-- Problem statement --
A bare number is all that is needed: how many lines below contain the string "University"?

-- Provided data --
- Opening Delimiter -

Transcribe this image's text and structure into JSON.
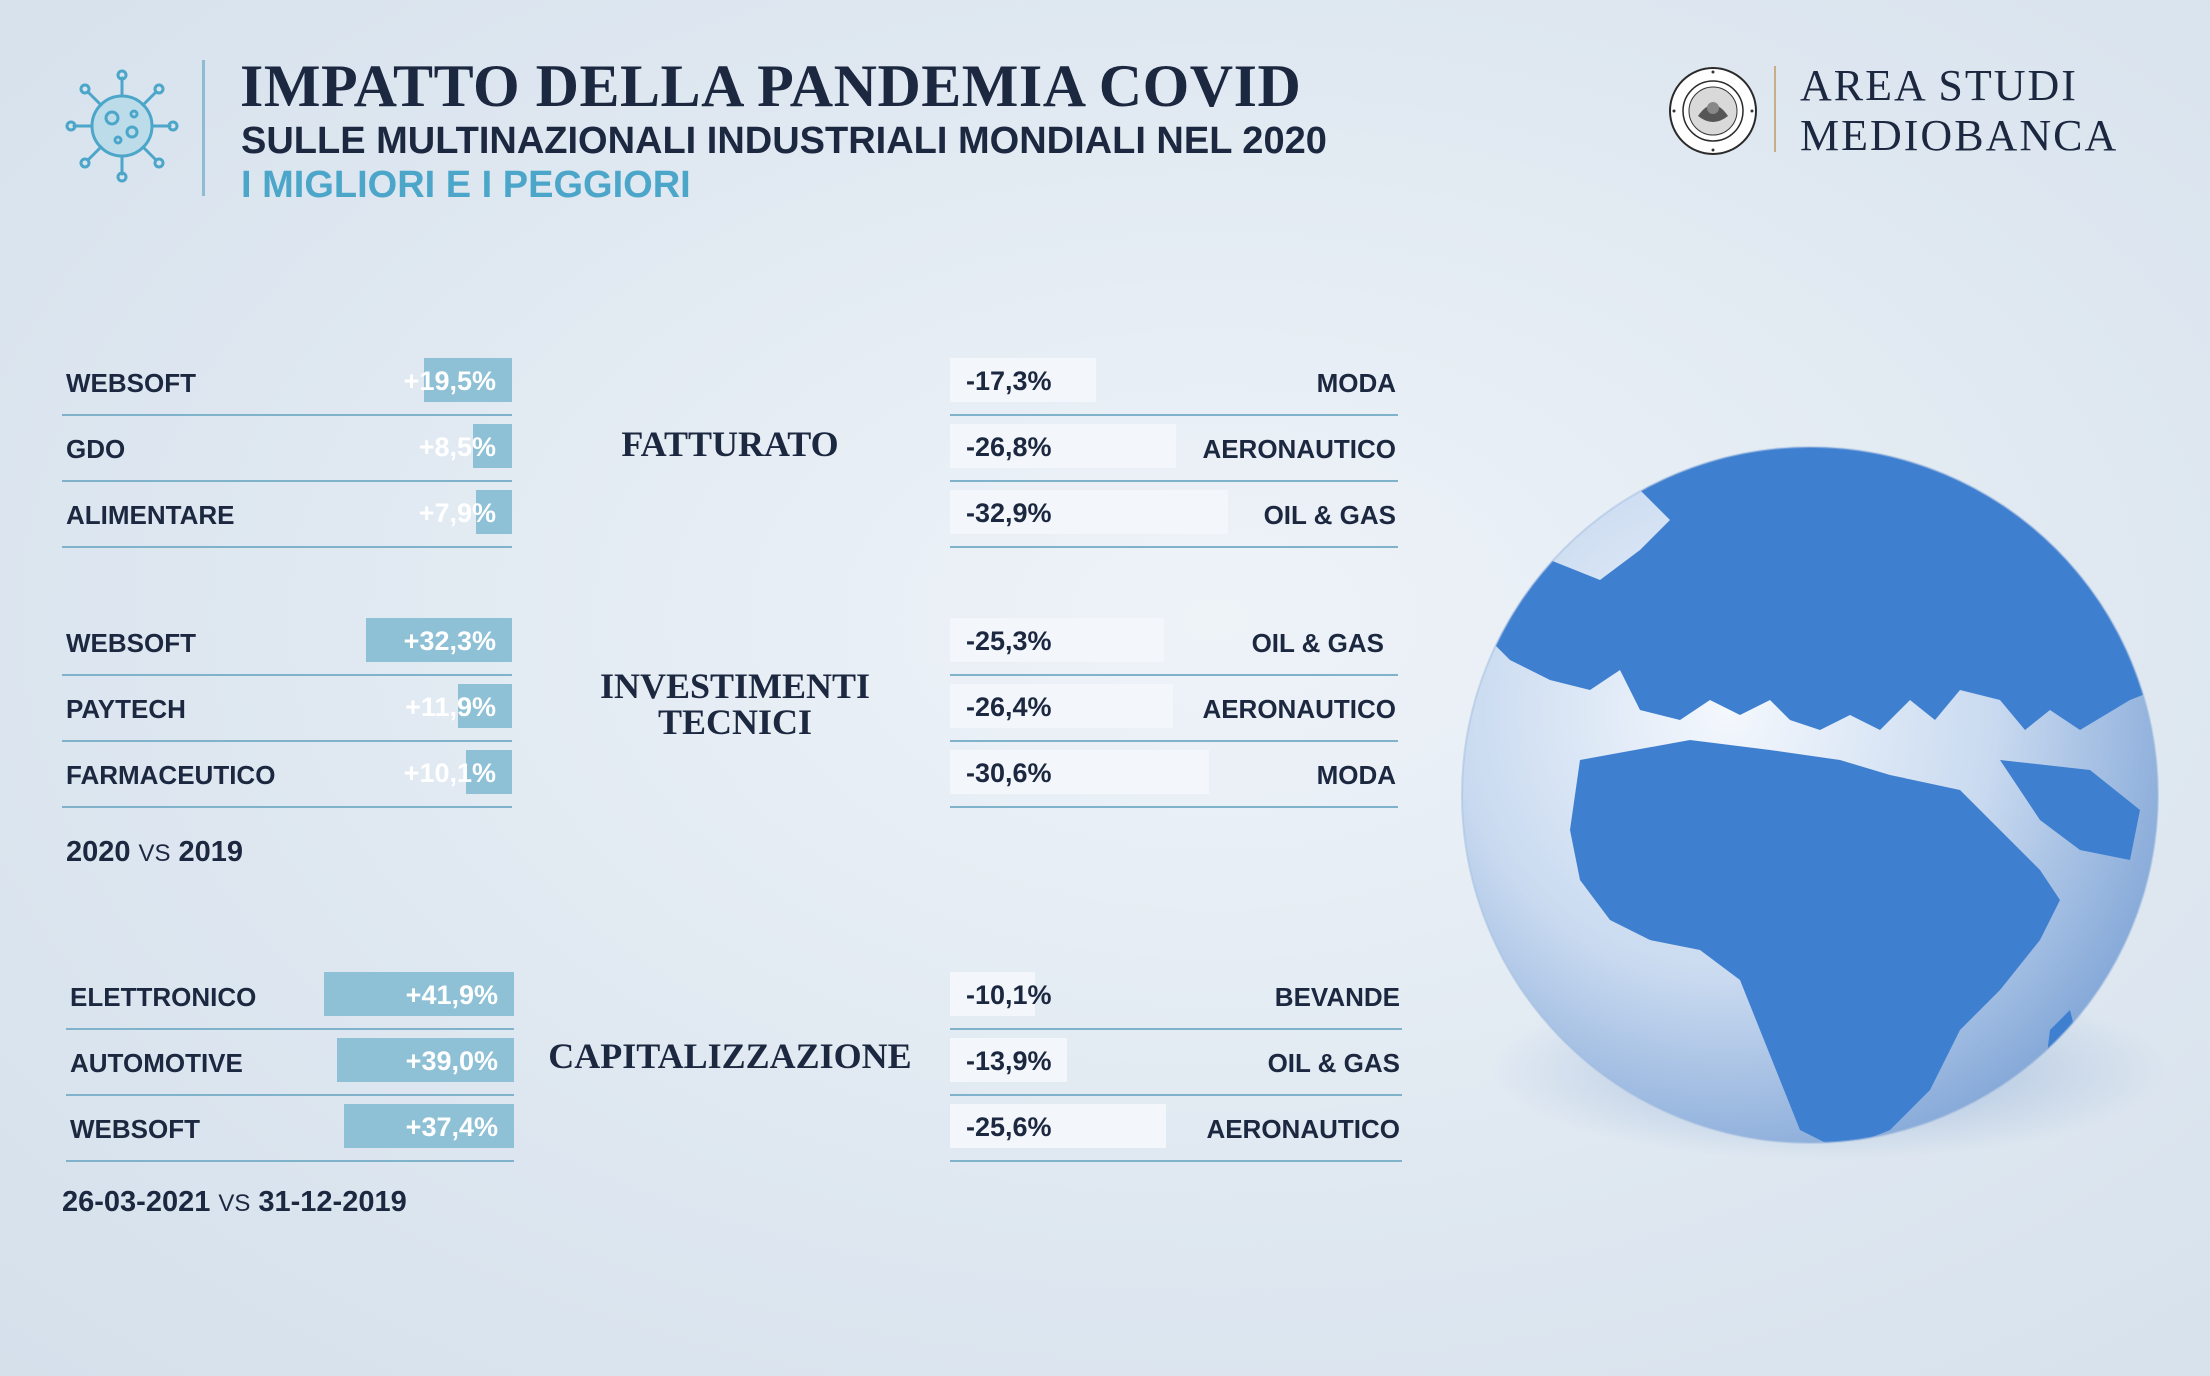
{
  "header": {
    "title": "IMPATTO DELLA PANDEMIA COVID",
    "subtitle": "SULLE MULTINAZIONALI INDUSTRIALI MONDIALI NEL 2020",
    "subtitle2": "I MIGLIORI E I PEGGIORI",
    "virus_icon": "virus-icon"
  },
  "brand": {
    "line1": "AREA STUDI",
    "line2": "MEDIOBANCA",
    "seal_icon": "mediobanca-seal-logo",
    "seal_text": "MEDIOBANCA BANCA DI CREDITO FINANZIARIO"
  },
  "colors": {
    "navy": "#1c2740",
    "accent_blue": "#4ba6c9",
    "positive_bar": "#8ec0d6",
    "negative_bar": "#f3f7fb",
    "rule": "#7fb3cc",
    "globe": "#3f7fd0"
  },
  "chart_data": [
    {
      "type": "bar",
      "title": "FATTURATO",
      "best": {
        "categories": [
          "WEBSOFT",
          "GDO",
          "ALIMENTARE"
        ],
        "values": [
          19.5,
          8.5,
          7.9
        ],
        "labels": [
          "+19,5%",
          "+8,5%",
          "+7,9%"
        ]
      },
      "worst": {
        "categories": [
          "MODA",
          "AERONAUTICO",
          "OIL & GAS"
        ],
        "values": [
          -17.3,
          -26.8,
          -32.9
        ],
        "labels": [
          "-17,3%",
          "-26,8%",
          "-32,9%"
        ]
      }
    },
    {
      "type": "bar",
      "title": "INVESTIMENTI TECNICI",
      "note_left": "2020",
      "note_vs": "VS",
      "note_right": "2019",
      "best": {
        "categories": [
          "WEBSOFT",
          "PAYTECH",
          "FARMACEUTICO"
        ],
        "values": [
          32.3,
          11.9,
          10.1
        ],
        "labels": [
          "+32,3%",
          "+11,9%",
          "+10,1%"
        ]
      },
      "worst": {
        "categories": [
          "OIL & GAS",
          "AERONAUTICO",
          "MODA"
        ],
        "values": [
          -25.3,
          -26.4,
          -30.6
        ],
        "labels": [
          "-25,3%",
          "-26,4%",
          "-30,6%"
        ]
      }
    },
    {
      "type": "bar",
      "title": "CAPITALIZZAZIONE",
      "note_left": "26-03-2021",
      "note_vs": "VS",
      "note_right": "31-12-2019",
      "best": {
        "categories": [
          "ELETTRONICO",
          "AUTOMOTIVE",
          "WEBSOFT"
        ],
        "values": [
          41.9,
          39.0,
          37.4
        ],
        "labels": [
          "+41,9%",
          "+39,0%",
          "+37,4%"
        ]
      },
      "worst": {
        "categories": [
          "BEVANDE",
          "OIL & GAS",
          "AERONAUTICO"
        ],
        "values": [
          -10.1,
          -13.9,
          -25.6
        ],
        "labels": [
          "-10,1%",
          "-13,9%",
          "-25,6%"
        ]
      }
    }
  ]
}
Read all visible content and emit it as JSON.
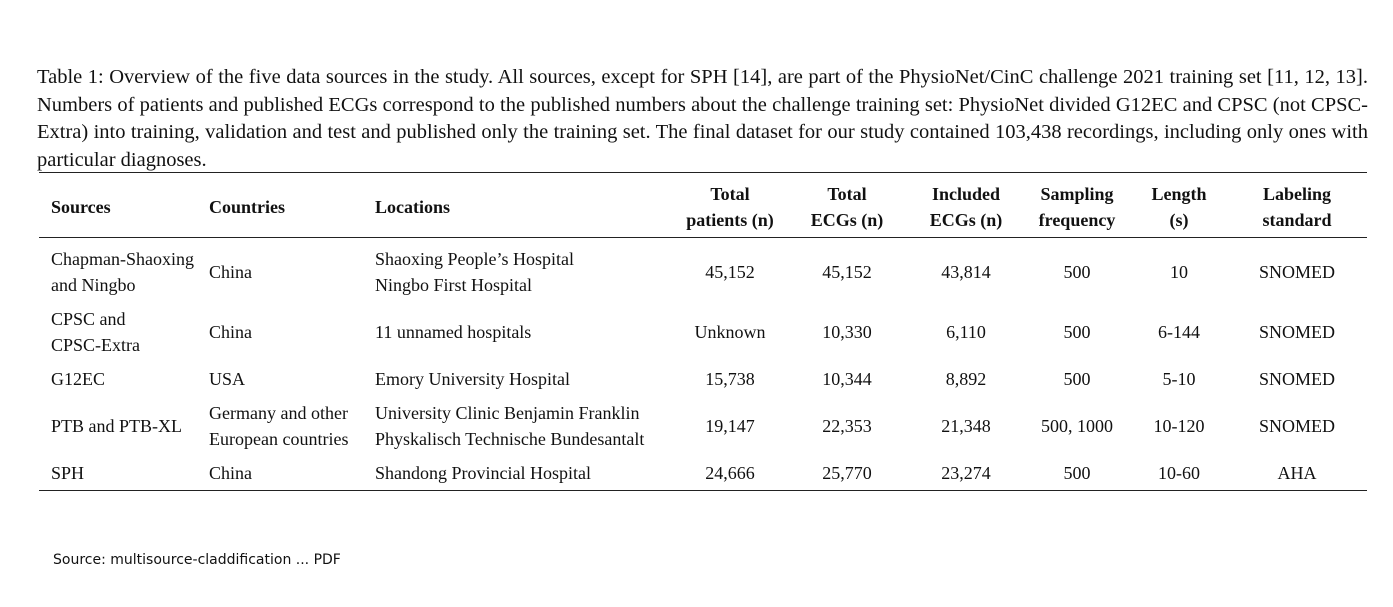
{
  "caption": "Table 1: Overview of the five data sources in the study. All sources, except for SPH [14], are part of the PhysioNet/CinC challenge 2021 training set [11, 12, 13]. Numbers of patients and published ECGs correspond to the published numbers about the challenge training set: PhysioNet divided G12EC and CPSC (not CPSC-Extra) into training, validation and test and published only the training set. The final dataset for our study contained 103,438 recordings, including only ones with particular diagnoses.",
  "table": {
    "headers": [
      [
        "Sources"
      ],
      [
        "Countries"
      ],
      [
        "Locations"
      ],
      [
        "Total",
        "patients (n)"
      ],
      [
        "Total",
        "ECGs (n)"
      ],
      [
        "Included",
        "ECGs (n)"
      ],
      [
        "Sampling",
        "frequency"
      ],
      [
        "Length",
        "(s)"
      ],
      [
        "Labeling",
        "standard"
      ]
    ],
    "rows": [
      {
        "source": [
          "Chapman-Shaoxing",
          "and Ningbo"
        ],
        "countries": [
          "China"
        ],
        "locations": [
          "Shaoxing People’s Hospital",
          "Ningbo First Hospital"
        ],
        "total_patients": "45,152",
        "total_ecgs": "45,152",
        "included_ecgs": "43,814",
        "sampling_frequency": "500",
        "length": "10",
        "labeling_standard": "SNOMED"
      },
      {
        "source": [
          "CPSC and",
          "CPSC-Extra"
        ],
        "countries": [
          "China"
        ],
        "locations": [
          "11 unnamed hospitals"
        ],
        "total_patients": "Unknown",
        "total_ecgs": "10,330",
        "included_ecgs": "6,110",
        "sampling_frequency": "500",
        "length": "6-144",
        "labeling_standard": "SNOMED"
      },
      {
        "source": [
          "G12EC"
        ],
        "countries": [
          "USA"
        ],
        "locations": [
          "Emory University Hospital"
        ],
        "total_patients": "15,738",
        "total_ecgs": "10,344",
        "included_ecgs": "8,892",
        "sampling_frequency": "500",
        "length": "5-10",
        "labeling_standard": "SNOMED"
      },
      {
        "source": [
          "PTB and PTB-XL"
        ],
        "countries": [
          "Germany and other",
          "European countries"
        ],
        "locations": [
          "University Clinic Benjamin Franklin",
          "Physkalisch Technische Bundesantalt"
        ],
        "total_patients": "19,147",
        "total_ecgs": "22,353",
        "included_ecgs": "21,348",
        "sampling_frequency": "500, 1000",
        "length": "10-120",
        "labeling_standard": "SNOMED"
      },
      {
        "source": [
          "SPH"
        ],
        "countries": [
          "China"
        ],
        "locations": [
          "Shandong Provincial Hospital"
        ],
        "total_patients": "24,666",
        "total_ecgs": "25,770",
        "included_ecgs": "23,274",
        "sampling_frequency": "500",
        "length": "10-60",
        "labeling_standard": "AHA"
      }
    ]
  },
  "source_note": "Source: multisource-claddification ... PDF"
}
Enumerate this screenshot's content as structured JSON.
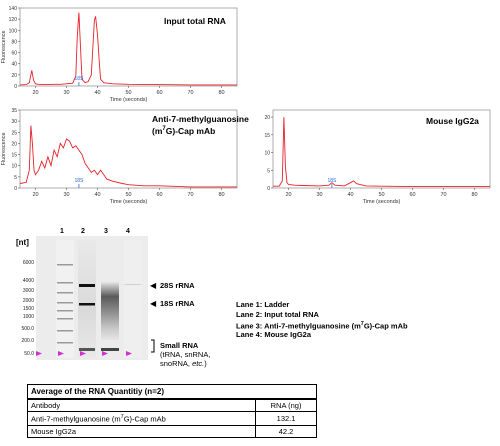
{
  "chart_data": [
    {
      "type": "line",
      "title": "Input total RNA",
      "xlabel": "Time (seconds)",
      "ylabel": "Fluorescence",
      "xlim": [
        15,
        85
      ],
      "ylim": [
        0,
        140
      ],
      "x_ticks": [
        20,
        30,
        40,
        50,
        60,
        70,
        80
      ],
      "y_ticks": [
        0,
        20,
        40,
        60,
        80,
        100,
        120,
        140
      ],
      "marker_label": "18S",
      "marker_x": 34,
      "color": "#e8202a",
      "series": [
        {
          "x": [
            15,
            17,
            18,
            18.8,
            19.4,
            20,
            21,
            22,
            24,
            26,
            28,
            30,
            32,
            33,
            33.5,
            34,
            34.5,
            35,
            36,
            37,
            38,
            38.6,
            39,
            39.4,
            40,
            40.6,
            41,
            42,
            45,
            50,
            60,
            70,
            80,
            85
          ],
          "values": [
            2,
            2.5,
            6,
            28,
            10,
            4,
            3,
            2.5,
            2.5,
            3,
            3,
            4,
            5,
            18,
            90,
            132,
            70,
            12,
            6,
            8,
            20,
            80,
            118,
            125,
            92,
            40,
            12,
            6,
            4,
            3,
            2.5,
            2,
            2,
            2
          ]
        }
      ]
    },
    {
      "type": "line",
      "title": "Anti-7-methylguanosine (m⁷G)-Cap mAb",
      "xlabel": "Time (seconds)",
      "ylabel": "Fluorescence",
      "xlim": [
        15,
        85
      ],
      "ylim": [
        0,
        35
      ],
      "x_ticks": [
        20,
        30,
        40,
        50,
        60,
        70,
        80
      ],
      "y_ticks": [
        0,
        5,
        10,
        15,
        20,
        25,
        30,
        35
      ],
      "marker_label": "18S",
      "marker_x": 34,
      "color": "#e8202a",
      "series": [
        {
          "x": [
            15,
            17,
            18,
            18.5,
            19,
            19.5,
            20,
            21,
            22,
            23,
            24,
            25,
            26,
            27,
            28,
            29,
            30,
            31,
            32,
            33,
            34,
            35,
            36,
            37,
            38,
            39,
            40,
            41,
            42,
            43,
            45,
            48,
            50,
            55,
            60,
            70,
            80,
            85
          ],
          "values": [
            2,
            2.5,
            8,
            28,
            20,
            8,
            6,
            8,
            12,
            9,
            14,
            10,
            17,
            14,
            20,
            18,
            22,
            21,
            18,
            19,
            17,
            15,
            11,
            9,
            7,
            8,
            6,
            8,
            6,
            4,
            3,
            2,
            1.5,
            1,
            1,
            0.5,
            0.5,
            0.5
          ]
        }
      ]
    },
    {
      "type": "line",
      "title": "Mouse IgG2a",
      "xlabel": "Time (seconds)",
      "ylabel": "",
      "xlim": [
        15,
        85
      ],
      "ylim": [
        0,
        22
      ],
      "x_ticks": [
        20,
        30,
        40,
        50,
        60,
        70,
        80
      ],
      "y_ticks": [
        0,
        5,
        10,
        15,
        20
      ],
      "marker_label": "18S",
      "marker_x": 34,
      "color": "#e8202a",
      "series": [
        {
          "x": [
            15,
            17,
            18,
            18.5,
            19,
            19.5,
            20,
            22,
            25,
            30,
            33,
            34,
            35,
            38,
            40,
            41,
            42,
            45,
            50,
            60,
            70,
            80,
            85
          ],
          "values": [
            0.5,
            0.5,
            2,
            20,
            6,
            1.5,
            1,
            0.8,
            0.7,
            0.6,
            0.8,
            1.5,
            0.8,
            0.6,
            1.5,
            2,
            1.2,
            0.6,
            0.5,
            0.4,
            0.4,
            0.4,
            0.4
          ]
        }
      ]
    }
  ],
  "gel": {
    "unit_label": "[nt]",
    "lane_numbers": [
      "1",
      "2",
      "3",
      "4"
    ],
    "ladder_labels": [
      "6000",
      "4000",
      "3000",
      "2000",
      "1500",
      "1000",
      "500.0",
      "200.0",
      "50.0"
    ],
    "bands": {
      "rrna_28s": "28S rRNA",
      "rrna_18s": "18S rRNA"
    },
    "small_rna": {
      "title": "Small RNA",
      "line1": "(tRNA, snRNA,",
      "line2": "snoRNA,",
      "etc": "etc.",
      "close": ")"
    }
  },
  "lanes": {
    "lane1": "Lane 1: Ladder",
    "lane2": "Lane 2: Input total RNA",
    "lane3_a": "Lane 3: Anti-7-methylguanosine (m",
    "lane3_sup": "7",
    "lane3_b": "G)-Cap mAb",
    "lane4": "Lane 4: Mouse IgG2a"
  },
  "table": {
    "caption": "Average of the RNA Quantitiy (n=2)",
    "col_antibody": "Antibody",
    "col_rna": "RNA (ng)",
    "row1_a": "Anti-7-methylguanosine (m",
    "row1_sup": "7",
    "row1_b": "G)-Cap mAb",
    "row1_value": "132.1",
    "row2_name": "Mouse IgG2a",
    "row2_value": "42.2"
  },
  "titles": {
    "panel1": "Input total RNA",
    "panel2_line1": "Anti-7-methylguanosine",
    "panel2_line2a": "(m",
    "panel2_sup": "7",
    "panel2_line2b": "G)-Cap mAb",
    "panel3": "Mouse IgG2a"
  }
}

- Closing Delimiter -

-- Output --
2